**Given instruction**
Check each line for the word "Mechanical" and give how many have it. Say nothing else.

Part of a data file
========
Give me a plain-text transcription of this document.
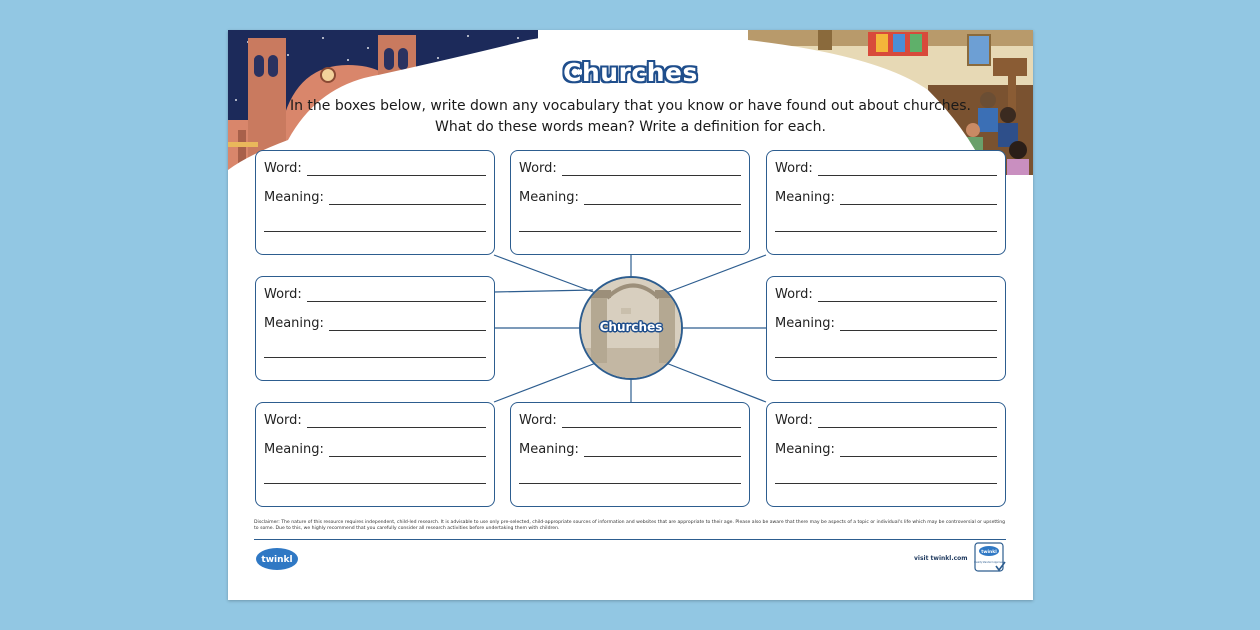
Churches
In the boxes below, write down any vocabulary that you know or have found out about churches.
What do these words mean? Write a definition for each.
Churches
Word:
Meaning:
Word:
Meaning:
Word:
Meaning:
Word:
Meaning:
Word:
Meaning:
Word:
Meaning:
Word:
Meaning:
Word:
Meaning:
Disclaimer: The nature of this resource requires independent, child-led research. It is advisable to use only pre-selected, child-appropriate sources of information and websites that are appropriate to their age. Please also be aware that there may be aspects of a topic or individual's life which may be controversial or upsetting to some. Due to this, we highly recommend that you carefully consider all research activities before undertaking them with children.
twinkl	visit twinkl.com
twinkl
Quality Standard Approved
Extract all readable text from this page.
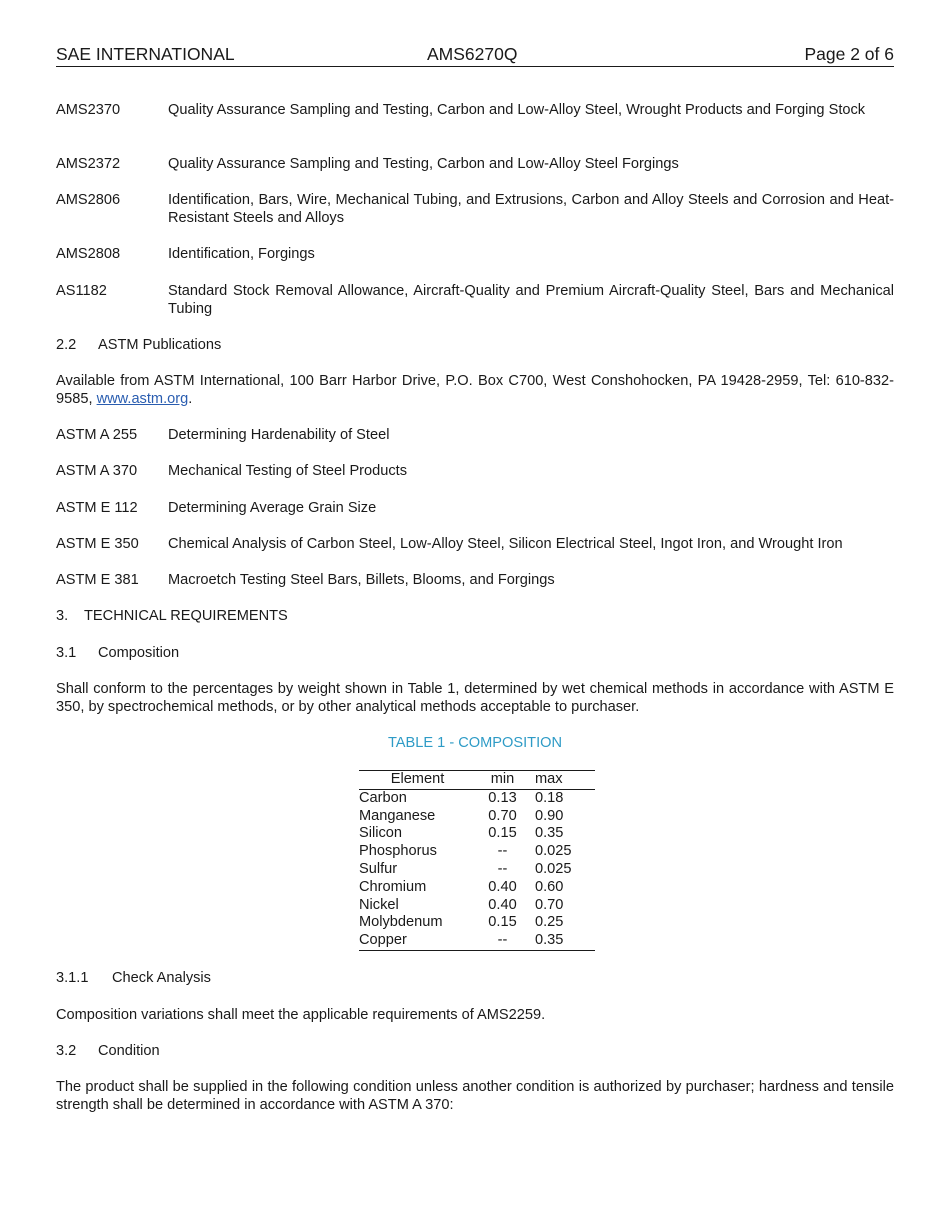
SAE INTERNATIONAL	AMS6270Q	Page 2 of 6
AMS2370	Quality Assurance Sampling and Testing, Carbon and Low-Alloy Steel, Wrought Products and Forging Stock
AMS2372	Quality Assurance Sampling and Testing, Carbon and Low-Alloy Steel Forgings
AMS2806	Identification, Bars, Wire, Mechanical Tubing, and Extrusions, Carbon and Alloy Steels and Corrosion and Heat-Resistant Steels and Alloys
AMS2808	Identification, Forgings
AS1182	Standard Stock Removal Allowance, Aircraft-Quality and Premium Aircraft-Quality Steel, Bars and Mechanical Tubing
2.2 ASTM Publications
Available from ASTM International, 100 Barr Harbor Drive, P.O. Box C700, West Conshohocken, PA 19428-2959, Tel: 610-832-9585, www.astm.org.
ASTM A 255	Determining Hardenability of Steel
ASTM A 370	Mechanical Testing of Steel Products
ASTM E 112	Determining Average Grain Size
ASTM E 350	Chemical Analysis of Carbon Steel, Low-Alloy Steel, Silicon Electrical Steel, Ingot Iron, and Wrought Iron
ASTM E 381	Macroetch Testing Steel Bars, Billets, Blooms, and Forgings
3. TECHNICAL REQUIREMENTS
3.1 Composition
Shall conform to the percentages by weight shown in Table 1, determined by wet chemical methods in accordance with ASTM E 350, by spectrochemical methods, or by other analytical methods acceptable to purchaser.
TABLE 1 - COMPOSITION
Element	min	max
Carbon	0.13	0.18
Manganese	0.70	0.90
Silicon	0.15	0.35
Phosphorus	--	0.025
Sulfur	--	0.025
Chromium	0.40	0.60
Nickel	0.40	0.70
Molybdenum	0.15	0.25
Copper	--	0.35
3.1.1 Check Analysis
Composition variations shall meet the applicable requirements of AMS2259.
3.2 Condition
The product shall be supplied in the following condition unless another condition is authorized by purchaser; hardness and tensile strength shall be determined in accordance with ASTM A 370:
========
**Exercise solution**
3